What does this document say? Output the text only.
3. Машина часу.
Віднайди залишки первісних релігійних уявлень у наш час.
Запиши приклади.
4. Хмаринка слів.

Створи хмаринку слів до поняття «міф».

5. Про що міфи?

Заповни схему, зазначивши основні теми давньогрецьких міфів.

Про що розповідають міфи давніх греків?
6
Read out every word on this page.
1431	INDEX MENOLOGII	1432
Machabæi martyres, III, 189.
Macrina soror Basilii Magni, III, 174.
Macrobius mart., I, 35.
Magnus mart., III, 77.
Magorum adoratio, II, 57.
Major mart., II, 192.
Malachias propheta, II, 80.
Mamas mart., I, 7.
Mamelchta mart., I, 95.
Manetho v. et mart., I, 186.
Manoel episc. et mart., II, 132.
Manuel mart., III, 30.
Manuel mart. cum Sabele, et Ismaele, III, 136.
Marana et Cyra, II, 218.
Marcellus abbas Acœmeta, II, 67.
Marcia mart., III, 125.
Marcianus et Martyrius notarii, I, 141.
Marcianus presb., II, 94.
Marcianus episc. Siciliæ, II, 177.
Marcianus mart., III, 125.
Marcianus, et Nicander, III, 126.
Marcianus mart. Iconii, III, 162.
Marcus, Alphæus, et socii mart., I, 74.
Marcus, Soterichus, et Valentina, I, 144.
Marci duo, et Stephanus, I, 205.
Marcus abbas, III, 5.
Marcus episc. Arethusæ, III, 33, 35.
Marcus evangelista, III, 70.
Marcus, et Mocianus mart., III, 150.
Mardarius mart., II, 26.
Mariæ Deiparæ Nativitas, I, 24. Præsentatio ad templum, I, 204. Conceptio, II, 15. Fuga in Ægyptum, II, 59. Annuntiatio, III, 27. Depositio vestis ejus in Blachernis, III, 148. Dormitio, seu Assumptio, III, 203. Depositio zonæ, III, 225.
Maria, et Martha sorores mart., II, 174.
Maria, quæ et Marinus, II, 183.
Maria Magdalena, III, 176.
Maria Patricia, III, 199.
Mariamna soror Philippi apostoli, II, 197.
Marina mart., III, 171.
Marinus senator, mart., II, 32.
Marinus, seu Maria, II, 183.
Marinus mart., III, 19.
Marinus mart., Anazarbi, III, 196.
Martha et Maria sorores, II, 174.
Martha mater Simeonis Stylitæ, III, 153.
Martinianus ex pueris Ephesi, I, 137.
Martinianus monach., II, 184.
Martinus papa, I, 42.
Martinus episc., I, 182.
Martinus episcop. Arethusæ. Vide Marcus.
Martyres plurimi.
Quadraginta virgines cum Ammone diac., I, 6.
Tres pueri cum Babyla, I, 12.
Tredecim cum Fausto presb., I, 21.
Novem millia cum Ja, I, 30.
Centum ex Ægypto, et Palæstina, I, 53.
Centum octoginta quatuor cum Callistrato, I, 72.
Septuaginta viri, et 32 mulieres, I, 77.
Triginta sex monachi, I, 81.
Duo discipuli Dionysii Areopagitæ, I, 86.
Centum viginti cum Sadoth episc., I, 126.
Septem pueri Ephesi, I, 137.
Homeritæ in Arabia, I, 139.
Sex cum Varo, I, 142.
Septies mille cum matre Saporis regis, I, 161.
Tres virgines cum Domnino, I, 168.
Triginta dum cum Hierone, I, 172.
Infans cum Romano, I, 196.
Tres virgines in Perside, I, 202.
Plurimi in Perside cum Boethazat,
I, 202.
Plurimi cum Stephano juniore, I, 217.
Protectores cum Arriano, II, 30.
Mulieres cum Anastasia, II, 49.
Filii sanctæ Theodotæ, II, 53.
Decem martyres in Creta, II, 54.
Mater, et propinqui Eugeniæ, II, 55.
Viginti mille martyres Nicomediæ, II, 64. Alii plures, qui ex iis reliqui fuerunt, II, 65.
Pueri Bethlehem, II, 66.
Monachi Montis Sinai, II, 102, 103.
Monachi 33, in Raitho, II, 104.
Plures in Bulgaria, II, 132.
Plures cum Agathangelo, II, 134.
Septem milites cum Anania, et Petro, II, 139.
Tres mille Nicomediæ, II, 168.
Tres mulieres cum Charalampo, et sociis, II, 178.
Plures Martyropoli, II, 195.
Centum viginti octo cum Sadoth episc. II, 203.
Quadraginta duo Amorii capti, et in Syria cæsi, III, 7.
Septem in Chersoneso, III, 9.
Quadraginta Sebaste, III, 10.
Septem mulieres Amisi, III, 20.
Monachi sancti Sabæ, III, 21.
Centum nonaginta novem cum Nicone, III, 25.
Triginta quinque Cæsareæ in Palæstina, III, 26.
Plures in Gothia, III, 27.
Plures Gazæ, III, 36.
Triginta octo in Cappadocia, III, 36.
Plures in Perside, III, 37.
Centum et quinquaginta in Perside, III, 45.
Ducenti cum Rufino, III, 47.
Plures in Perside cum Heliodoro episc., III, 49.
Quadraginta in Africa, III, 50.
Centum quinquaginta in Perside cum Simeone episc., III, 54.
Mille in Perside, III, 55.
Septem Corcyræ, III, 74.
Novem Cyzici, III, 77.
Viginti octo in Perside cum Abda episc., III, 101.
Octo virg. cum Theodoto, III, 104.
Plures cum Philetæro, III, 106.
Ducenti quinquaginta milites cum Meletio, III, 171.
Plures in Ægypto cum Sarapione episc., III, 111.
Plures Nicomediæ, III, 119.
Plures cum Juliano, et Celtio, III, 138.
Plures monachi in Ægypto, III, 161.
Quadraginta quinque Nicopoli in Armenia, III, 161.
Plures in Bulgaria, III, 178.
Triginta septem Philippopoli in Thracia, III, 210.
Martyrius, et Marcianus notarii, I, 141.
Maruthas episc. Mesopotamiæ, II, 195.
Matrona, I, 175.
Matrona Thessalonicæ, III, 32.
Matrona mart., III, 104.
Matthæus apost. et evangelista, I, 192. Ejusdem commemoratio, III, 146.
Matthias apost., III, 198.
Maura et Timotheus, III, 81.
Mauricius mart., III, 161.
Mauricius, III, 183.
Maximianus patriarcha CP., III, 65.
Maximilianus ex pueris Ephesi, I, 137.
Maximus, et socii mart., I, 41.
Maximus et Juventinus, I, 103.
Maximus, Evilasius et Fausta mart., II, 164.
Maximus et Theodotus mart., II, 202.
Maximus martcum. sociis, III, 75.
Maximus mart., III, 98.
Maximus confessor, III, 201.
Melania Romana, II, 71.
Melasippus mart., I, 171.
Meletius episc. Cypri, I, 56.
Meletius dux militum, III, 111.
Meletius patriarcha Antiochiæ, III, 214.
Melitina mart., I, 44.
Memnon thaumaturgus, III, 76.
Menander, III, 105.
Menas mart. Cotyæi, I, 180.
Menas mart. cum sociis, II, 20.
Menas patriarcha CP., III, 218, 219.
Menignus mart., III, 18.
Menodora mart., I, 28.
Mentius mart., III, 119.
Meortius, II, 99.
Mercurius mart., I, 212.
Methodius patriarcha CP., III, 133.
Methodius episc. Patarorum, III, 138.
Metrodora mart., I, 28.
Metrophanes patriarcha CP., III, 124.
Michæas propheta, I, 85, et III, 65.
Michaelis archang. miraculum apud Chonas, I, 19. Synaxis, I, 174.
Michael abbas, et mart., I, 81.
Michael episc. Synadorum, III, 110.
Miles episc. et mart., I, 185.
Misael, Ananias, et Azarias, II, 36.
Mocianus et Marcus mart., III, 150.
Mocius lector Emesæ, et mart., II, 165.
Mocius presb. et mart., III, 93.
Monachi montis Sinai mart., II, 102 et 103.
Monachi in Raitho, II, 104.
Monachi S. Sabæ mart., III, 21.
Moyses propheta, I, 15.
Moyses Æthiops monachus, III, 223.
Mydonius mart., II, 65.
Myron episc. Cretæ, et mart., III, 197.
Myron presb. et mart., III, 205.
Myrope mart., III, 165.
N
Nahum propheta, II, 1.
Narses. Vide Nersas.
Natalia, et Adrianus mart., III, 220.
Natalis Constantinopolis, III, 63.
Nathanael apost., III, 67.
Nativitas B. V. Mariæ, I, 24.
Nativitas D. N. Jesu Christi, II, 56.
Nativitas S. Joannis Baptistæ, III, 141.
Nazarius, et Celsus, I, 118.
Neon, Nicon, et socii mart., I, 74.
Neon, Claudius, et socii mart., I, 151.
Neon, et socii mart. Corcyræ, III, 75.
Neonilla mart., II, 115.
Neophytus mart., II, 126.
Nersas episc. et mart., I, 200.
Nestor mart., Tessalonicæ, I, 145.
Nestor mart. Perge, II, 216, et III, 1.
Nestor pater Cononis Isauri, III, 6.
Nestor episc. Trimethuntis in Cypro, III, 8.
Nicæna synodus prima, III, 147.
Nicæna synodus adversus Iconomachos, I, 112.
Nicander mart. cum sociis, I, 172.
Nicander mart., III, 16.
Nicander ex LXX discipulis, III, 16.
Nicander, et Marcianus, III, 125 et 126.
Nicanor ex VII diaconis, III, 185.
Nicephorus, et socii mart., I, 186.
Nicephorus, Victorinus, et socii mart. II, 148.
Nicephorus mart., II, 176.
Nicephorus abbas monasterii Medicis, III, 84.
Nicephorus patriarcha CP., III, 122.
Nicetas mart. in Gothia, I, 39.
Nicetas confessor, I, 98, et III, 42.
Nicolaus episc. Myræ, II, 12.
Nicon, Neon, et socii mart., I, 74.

· · · · · · ·

_Exercise brief_
In the records above, how many lines contain the string "Nersas"? State that number only.

_Right answer_
2